***** DATASET EXCERPTS

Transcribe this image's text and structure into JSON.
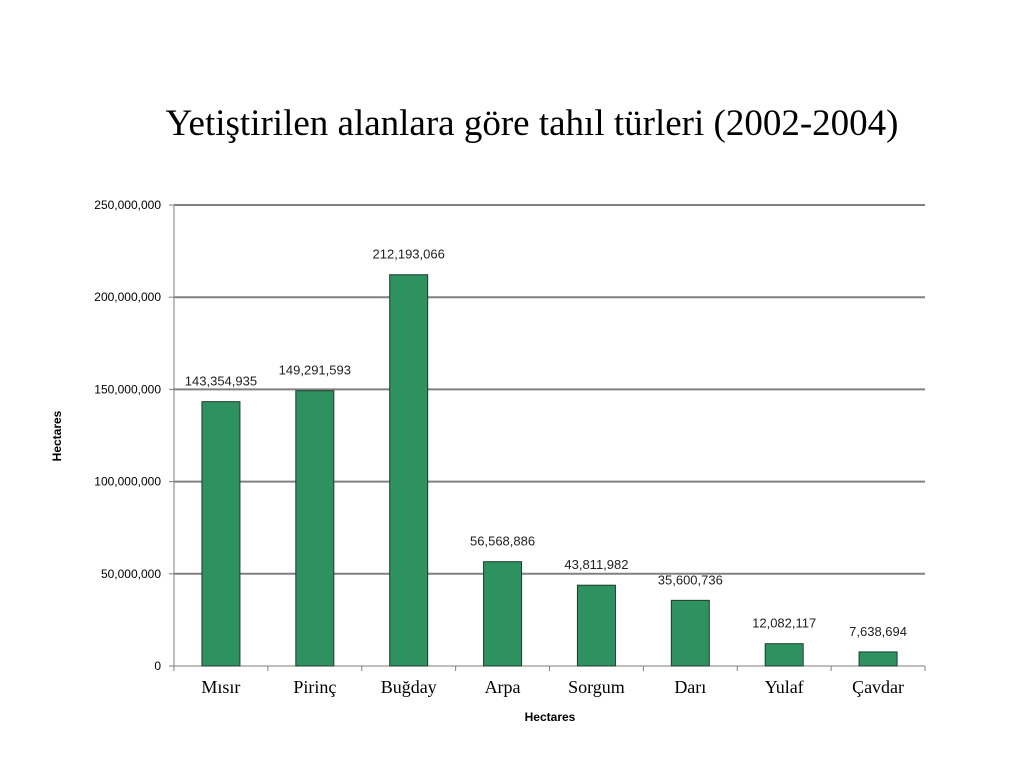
{
  "slide": {
    "title": "Yetiştirilen alanlara göre tahıl türleri (2002-2004)"
  },
  "chart_data": {
    "type": "bar",
    "categories": [
      "Mısır",
      "Pirinç",
      "Buğday",
      "Arpa",
      "Sorgum",
      "Darı",
      "Yulaf",
      "Çavdar"
    ],
    "values": [
      143354935,
      149291593,
      212193066,
      56568886,
      43811982,
      35600736,
      12082117,
      7638694
    ],
    "data_labels": [
      "143,354,935",
      "149,291,593",
      "212,193,066",
      "56,568,886",
      "43,811,982",
      "35,600,736",
      "12,082,117",
      "7,638,694"
    ],
    "y_ticks": [
      "0",
      "50,000,000",
      "100,000,000",
      "150,000,000",
      "200,000,000",
      "250,000,000"
    ],
    "xlabel": "Hectares",
    "ylabel": "Hectares",
    "ylim": [
      0,
      250000000
    ],
    "grid": true,
    "legend": "none",
    "bar_color": "#2e9160",
    "bar_edge_color": "#1c3d2b",
    "grid_color": "#808080"
  }
}
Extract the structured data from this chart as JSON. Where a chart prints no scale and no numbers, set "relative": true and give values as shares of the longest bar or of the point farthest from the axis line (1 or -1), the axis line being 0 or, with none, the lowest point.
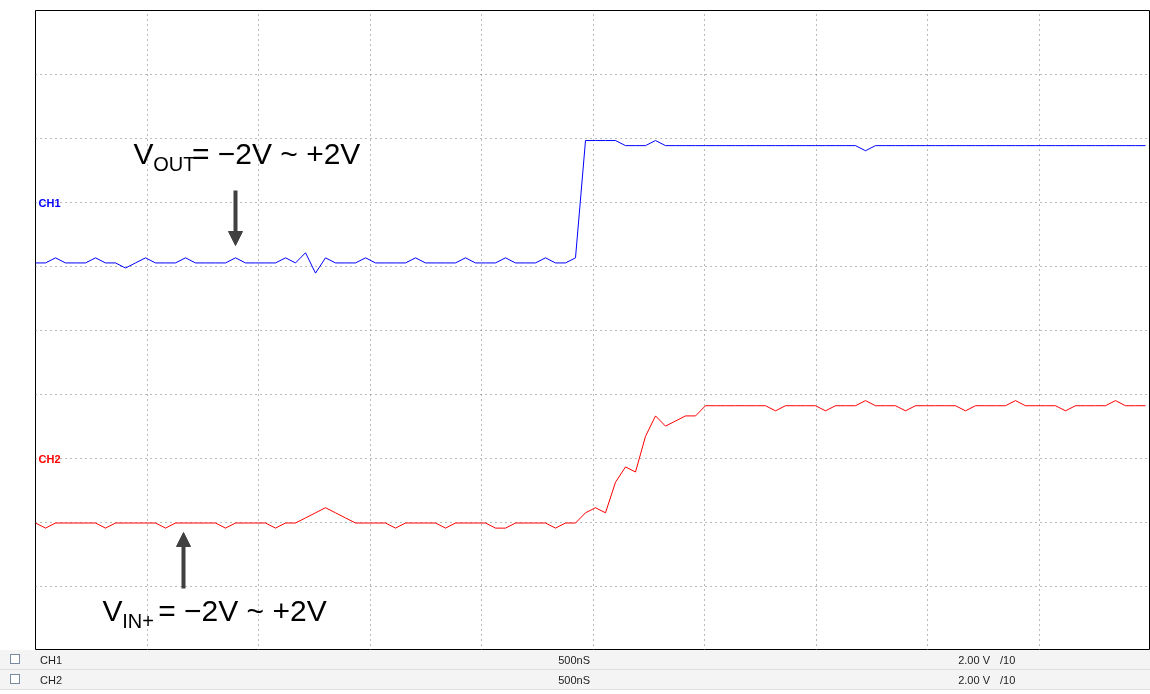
{
  "chart_data": {
    "type": "line",
    "relative": true,
    "grid": true,
    "marker": "none",
    "line_style": "solid",
    "categories": [
      null,
      null,
      null,
      null,
      null,
      null,
      null,
      null,
      null,
      null,
      null,
      null,
      null,
      null,
      null,
      null,
      null,
      null,
      null,
      null,
      null,
      null,
      null,
      null,
      null,
      null,
      null,
      null,
      null,
      null,
      null,
      null,
      null,
      null,
      null,
      null,
      null,
      null,
      null,
      null,
      null,
      null,
      null,
      null,
      null,
      null,
      null,
      null,
      null,
      null,
      null,
      null,
      null,
      null,
      null,
      null,
      null,
      null,
      null,
      null,
      null,
      null,
      null,
      null,
      null,
      null,
      null,
      null,
      null,
      null,
      null,
      null,
      null,
      null,
      null,
      null,
      null,
      null,
      null,
      null,
      null,
      null,
      null,
      null,
      null,
      null,
      null,
      null,
      null,
      null,
      null,
      null,
      null,
      null,
      null,
      null,
      null,
      null,
      null,
      null,
      null,
      null,
      null,
      null,
      null,
      null,
      null,
      null,
      null,
      null,
      null,
      null
    ],
    "series": [
      {
        "name": "CH1",
        "color": "#0000ff",
        "values": [
          0.76,
          0.76,
          0.77,
          0.76,
          0.76,
          0.76,
          0.77,
          0.76,
          0.76,
          0.75,
          0.76,
          0.77,
          0.76,
          0.76,
          0.76,
          0.77,
          0.76,
          0.76,
          0.76,
          0.76,
          0.77,
          0.76,
          0.76,
          0.76,
          0.76,
          0.77,
          0.76,
          0.78,
          0.74,
          0.77,
          0.76,
          0.76,
          0.76,
          0.77,
          0.76,
          0.76,
          0.76,
          0.76,
          0.77,
          0.76,
          0.76,
          0.76,
          0.76,
          0.77,
          0.76,
          0.76,
          0.76,
          0.77,
          0.76,
          0.76,
          0.76,
          0.77,
          0.76,
          0.76,
          0.77,
          1.0,
          1.0,
          1.0,
          1.0,
          0.99,
          0.99,
          0.99,
          1.0,
          0.99,
          0.99,
          0.99,
          0.99,
          0.99,
          0.99,
          0.99,
          0.99,
          0.99,
          0.99,
          0.99,
          0.99,
          0.99,
          0.99,
          0.99,
          0.99,
          0.99,
          0.99,
          0.99,
          0.99,
          0.98,
          0.99,
          0.99,
          0.99,
          0.99,
          0.99,
          0.99,
          0.99,
          0.99,
          0.99,
          0.99,
          0.99,
          0.99,
          0.99,
          0.99,
          0.99,
          0.99,
          0.99,
          0.99,
          0.99,
          0.99,
          0.99,
          0.99,
          0.99,
          0.99,
          0.99,
          0.99,
          0.99,
          0.99
        ]
      },
      {
        "name": "CH2",
        "color": "#ff0000",
        "values": [
          0.25,
          0.24,
          0.25,
          0.25,
          0.25,
          0.25,
          0.25,
          0.24,
          0.25,
          0.25,
          0.25,
          0.25,
          0.25,
          0.24,
          0.25,
          0.25,
          0.25,
          0.25,
          0.25,
          0.24,
          0.25,
          0.25,
          0.25,
          0.25,
          0.24,
          0.25,
          0.25,
          0.26,
          0.27,
          0.28,
          0.27,
          0.26,
          0.25,
          0.25,
          0.25,
          0.25,
          0.24,
          0.25,
          0.25,
          0.25,
          0.25,
          0.24,
          0.25,
          0.25,
          0.25,
          0.25,
          0.24,
          0.24,
          0.25,
          0.25,
          0.25,
          0.25,
          0.24,
          0.25,
          0.25,
          0.27,
          0.28,
          0.27,
          0.33,
          0.36,
          0.35,
          0.42,
          0.46,
          0.44,
          0.45,
          0.46,
          0.46,
          0.48,
          0.48,
          0.48,
          0.48,
          0.48,
          0.48,
          0.48,
          0.47,
          0.48,
          0.48,
          0.48,
          0.48,
          0.47,
          0.48,
          0.48,
          0.48,
          0.49,
          0.48,
          0.48,
          0.48,
          0.47,
          0.48,
          0.48,
          0.48,
          0.48,
          0.48,
          0.47,
          0.48,
          0.48,
          0.48,
          0.48,
          0.49,
          0.48,
          0.48,
          0.48,
          0.48,
          0.47,
          0.48,
          0.48,
          0.48,
          0.48,
          0.49,
          0.48,
          0.48,
          0.48
        ]
      }
    ],
    "annotations": [
      "V$_{OUT}$= −2V ~ +2V",
      "V$_{IN+}$= −2V ~ +2V",
      "CH1",
      "500nS",
      "2.00 V",
      "/10",
      "CH2",
      "500nS",
      "2.00 V",
      "/10"
    ]
  }
}
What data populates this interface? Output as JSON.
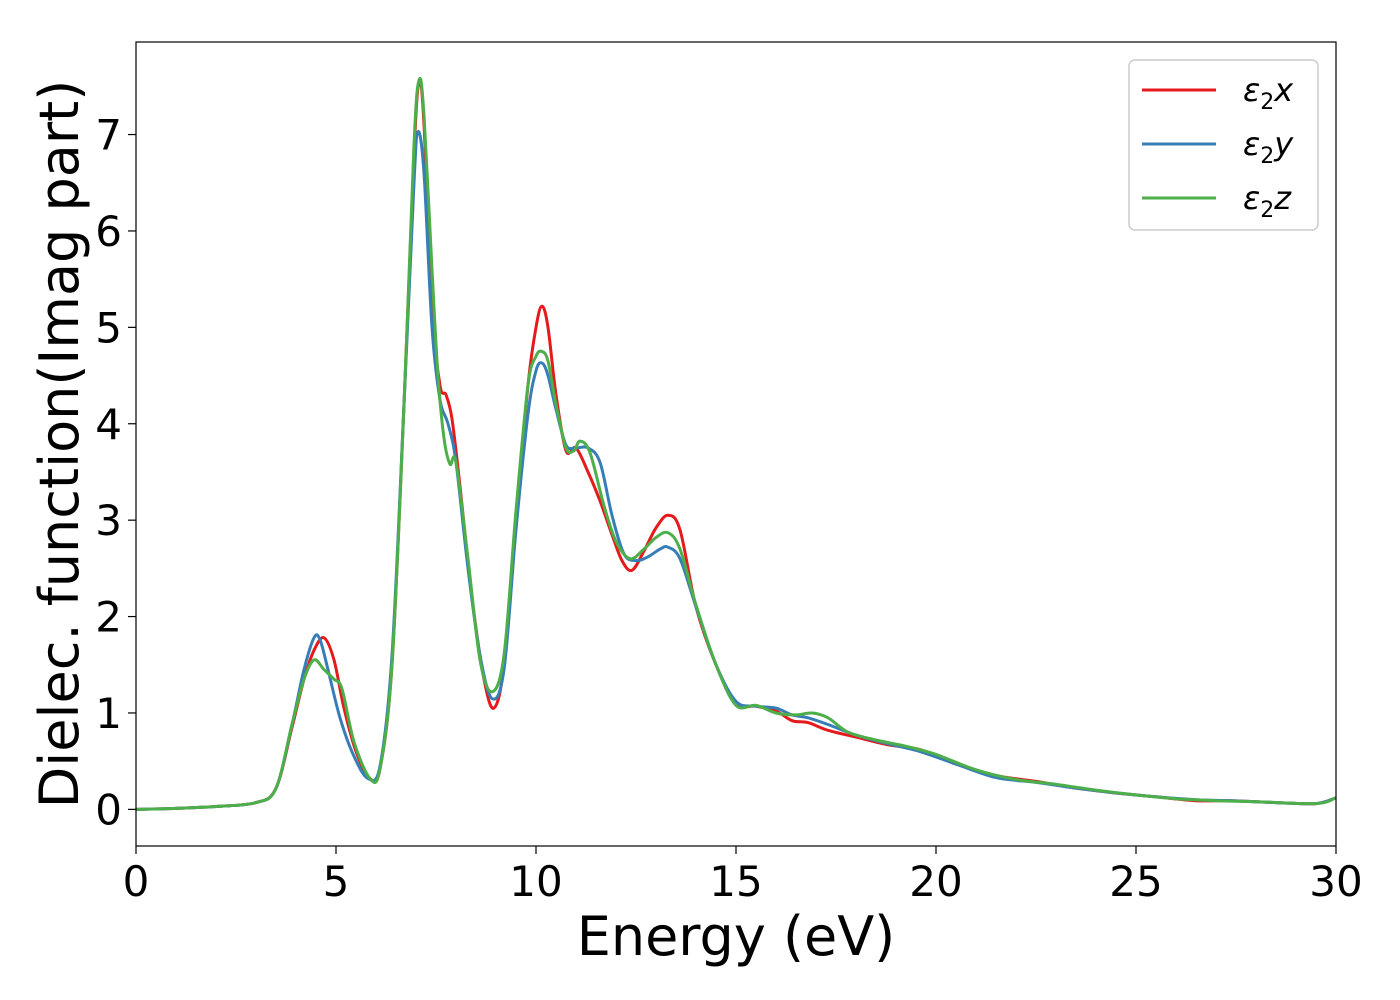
{
  "chart_data": {
    "type": "line",
    "title": "",
    "xlabel": "Energy (eV)",
    "ylabel": "Dielec. function(Imag part)",
    "xlim": [
      0,
      30
    ],
    "ylim": [
      -0.38,
      7.96
    ],
    "xticks": [
      0,
      5,
      10,
      15,
      20,
      25,
      30
    ],
    "yticks": [
      0,
      1,
      2,
      3,
      4,
      5,
      6,
      7
    ],
    "grid": false,
    "legend_position": "top-right",
    "series": [
      {
        "name": "ε2x",
        "legend": {
          "base": "ε",
          "sub": "2",
          "suffix": "x"
        },
        "color": "#e41a1c",
        "points": [
          [
            0,
            0.0
          ],
          [
            1,
            0.01
          ],
          [
            2,
            0.03
          ],
          [
            3,
            0.07
          ],
          [
            3.5,
            0.22
          ],
          [
            3.9,
            0.85
          ],
          [
            4.2,
            1.35
          ],
          [
            4.45,
            1.65
          ],
          [
            4.7,
            1.78
          ],
          [
            4.95,
            1.55
          ],
          [
            5.2,
            1.05
          ],
          [
            5.5,
            0.6
          ],
          [
            5.85,
            0.32
          ],
          [
            6.1,
            0.42
          ],
          [
            6.4,
            1.5
          ],
          [
            6.7,
            4.2
          ],
          [
            6.95,
            6.8
          ],
          [
            7.08,
            7.55
          ],
          [
            7.2,
            7.1
          ],
          [
            7.4,
            5.2
          ],
          [
            7.6,
            4.4
          ],
          [
            7.75,
            4.3
          ],
          [
            7.9,
            4.05
          ],
          [
            8.1,
            3.35
          ],
          [
            8.4,
            2.2
          ],
          [
            8.7,
            1.35
          ],
          [
            8.95,
            1.05
          ],
          [
            9.2,
            1.5
          ],
          [
            9.5,
            3.0
          ],
          [
            9.8,
            4.4
          ],
          [
            10.0,
            5.0
          ],
          [
            10.15,
            5.22
          ],
          [
            10.3,
            5.0
          ],
          [
            10.5,
            4.3
          ],
          [
            10.75,
            3.72
          ],
          [
            11.0,
            3.75
          ],
          [
            11.3,
            3.5
          ],
          [
            11.6,
            3.2
          ],
          [
            11.9,
            2.85
          ],
          [
            12.15,
            2.58
          ],
          [
            12.4,
            2.48
          ],
          [
            12.7,
            2.68
          ],
          [
            13.0,
            2.92
          ],
          [
            13.3,
            3.05
          ],
          [
            13.6,
            2.9
          ],
          [
            14.0,
            2.1
          ],
          [
            14.5,
            1.5
          ],
          [
            15.0,
            1.1
          ],
          [
            15.5,
            1.07
          ],
          [
            16.0,
            1.02
          ],
          [
            16.4,
            0.92
          ],
          [
            16.8,
            0.9
          ],
          [
            17.3,
            0.82
          ],
          [
            18.0,
            0.75
          ],
          [
            18.8,
            0.67
          ],
          [
            19.6,
            0.62
          ],
          [
            20.5,
            0.47
          ],
          [
            21.5,
            0.35
          ],
          [
            22.5,
            0.29
          ],
          [
            23.5,
            0.22
          ],
          [
            24.5,
            0.17
          ],
          [
            25.5,
            0.13
          ],
          [
            26.5,
            0.09
          ],
          [
            27.4,
            0.09
          ],
          [
            28.5,
            0.07
          ],
          [
            29.5,
            0.06
          ],
          [
            30.0,
            0.12
          ]
        ]
      },
      {
        "name": "ε2y",
        "legend": {
          "base": "ε",
          "sub": "2",
          "suffix": "y"
        },
        "color": "#377eb8",
        "points": [
          [
            0,
            0.0
          ],
          [
            1,
            0.01
          ],
          [
            2,
            0.03
          ],
          [
            3,
            0.07
          ],
          [
            3.5,
            0.22
          ],
          [
            3.9,
            0.88
          ],
          [
            4.2,
            1.45
          ],
          [
            4.45,
            1.78
          ],
          [
            4.6,
            1.76
          ],
          [
            4.8,
            1.45
          ],
          [
            5.1,
            0.95
          ],
          [
            5.45,
            0.55
          ],
          [
            5.8,
            0.32
          ],
          [
            6.1,
            0.45
          ],
          [
            6.4,
            1.6
          ],
          [
            6.7,
            4.2
          ],
          [
            6.95,
            6.5
          ],
          [
            7.05,
            7.03
          ],
          [
            7.2,
            6.6
          ],
          [
            7.4,
            5.0
          ],
          [
            7.6,
            4.25
          ],
          [
            7.8,
            4.0
          ],
          [
            8.0,
            3.6
          ],
          [
            8.3,
            2.5
          ],
          [
            8.6,
            1.6
          ],
          [
            8.9,
            1.15
          ],
          [
            9.2,
            1.45
          ],
          [
            9.5,
            2.9
          ],
          [
            9.8,
            4.1
          ],
          [
            10.0,
            4.55
          ],
          [
            10.15,
            4.63
          ],
          [
            10.3,
            4.5
          ],
          [
            10.5,
            4.15
          ],
          [
            10.75,
            3.78
          ],
          [
            11.0,
            3.75
          ],
          [
            11.3,
            3.75
          ],
          [
            11.6,
            3.6
          ],
          [
            11.9,
            3.05
          ],
          [
            12.2,
            2.65
          ],
          [
            12.5,
            2.58
          ],
          [
            12.8,
            2.62
          ],
          [
            13.1,
            2.7
          ],
          [
            13.3,
            2.72
          ],
          [
            13.6,
            2.6
          ],
          [
            14.0,
            2.1
          ],
          [
            14.5,
            1.5
          ],
          [
            15.0,
            1.12
          ],
          [
            15.5,
            1.07
          ],
          [
            16.0,
            1.05
          ],
          [
            16.4,
            0.98
          ],
          [
            16.8,
            0.95
          ],
          [
            17.3,
            0.88
          ],
          [
            18.0,
            0.77
          ],
          [
            18.8,
            0.68
          ],
          [
            19.6,
            0.6
          ],
          [
            20.5,
            0.47
          ],
          [
            21.5,
            0.33
          ],
          [
            22.5,
            0.28
          ],
          [
            23.5,
            0.22
          ],
          [
            24.5,
            0.17
          ],
          [
            25.5,
            0.13
          ],
          [
            26.5,
            0.1
          ],
          [
            27.4,
            0.09
          ],
          [
            28.5,
            0.07
          ],
          [
            29.5,
            0.06
          ],
          [
            30.0,
            0.12
          ]
        ]
      },
      {
        "name": "ε2z",
        "legend": {
          "base": "ε",
          "sub": "2",
          "suffix": "z"
        },
        "color": "#4daf4a",
        "points": [
          [
            0,
            0.0
          ],
          [
            1,
            0.01
          ],
          [
            2,
            0.03
          ],
          [
            3,
            0.07
          ],
          [
            3.5,
            0.22
          ],
          [
            3.9,
            0.88
          ],
          [
            4.2,
            1.35
          ],
          [
            4.45,
            1.55
          ],
          [
            4.7,
            1.45
          ],
          [
            4.95,
            1.35
          ],
          [
            5.15,
            1.25
          ],
          [
            5.45,
            0.7
          ],
          [
            5.85,
            0.32
          ],
          [
            6.1,
            0.42
          ],
          [
            6.4,
            1.5
          ],
          [
            6.7,
            4.2
          ],
          [
            6.95,
            6.9
          ],
          [
            7.08,
            7.57
          ],
          [
            7.2,
            7.2
          ],
          [
            7.4,
            5.6
          ],
          [
            7.55,
            4.5
          ],
          [
            7.7,
            3.85
          ],
          [
            7.85,
            3.58
          ],
          [
            8.0,
            3.6
          ],
          [
            8.3,
            2.6
          ],
          [
            8.6,
            1.55
          ],
          [
            8.9,
            1.22
          ],
          [
            9.2,
            1.6
          ],
          [
            9.5,
            3.1
          ],
          [
            9.8,
            4.4
          ],
          [
            10.0,
            4.7
          ],
          [
            10.15,
            4.75
          ],
          [
            10.3,
            4.65
          ],
          [
            10.5,
            4.2
          ],
          [
            10.75,
            3.75
          ],
          [
            10.95,
            3.72
          ],
          [
            11.1,
            3.82
          ],
          [
            11.35,
            3.7
          ],
          [
            11.7,
            3.15
          ],
          [
            12.0,
            2.78
          ],
          [
            12.35,
            2.6
          ],
          [
            12.7,
            2.7
          ],
          [
            13.0,
            2.82
          ],
          [
            13.3,
            2.87
          ],
          [
            13.6,
            2.7
          ],
          [
            14.0,
            2.12
          ],
          [
            14.5,
            1.5
          ],
          [
            15.0,
            1.08
          ],
          [
            15.5,
            1.08
          ],
          [
            16.0,
            1.0
          ],
          [
            16.5,
            0.98
          ],
          [
            16.9,
            1.0
          ],
          [
            17.3,
            0.95
          ],
          [
            17.8,
            0.8
          ],
          [
            18.5,
            0.72
          ],
          [
            19.3,
            0.65
          ],
          [
            20.0,
            0.57
          ],
          [
            21.0,
            0.41
          ],
          [
            22.0,
            0.31
          ],
          [
            23.0,
            0.26
          ],
          [
            24.0,
            0.2
          ],
          [
            25.0,
            0.15
          ],
          [
            26.0,
            0.11
          ],
          [
            27.0,
            0.09
          ],
          [
            28.0,
            0.08
          ],
          [
            29.5,
            0.06
          ],
          [
            30.0,
            0.12
          ]
        ]
      }
    ]
  }
}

**********

- **EXERCISE**
Each line in the listing above either holds the string "true" or does not; state how many do, giving the number only.

- **RESULT**
4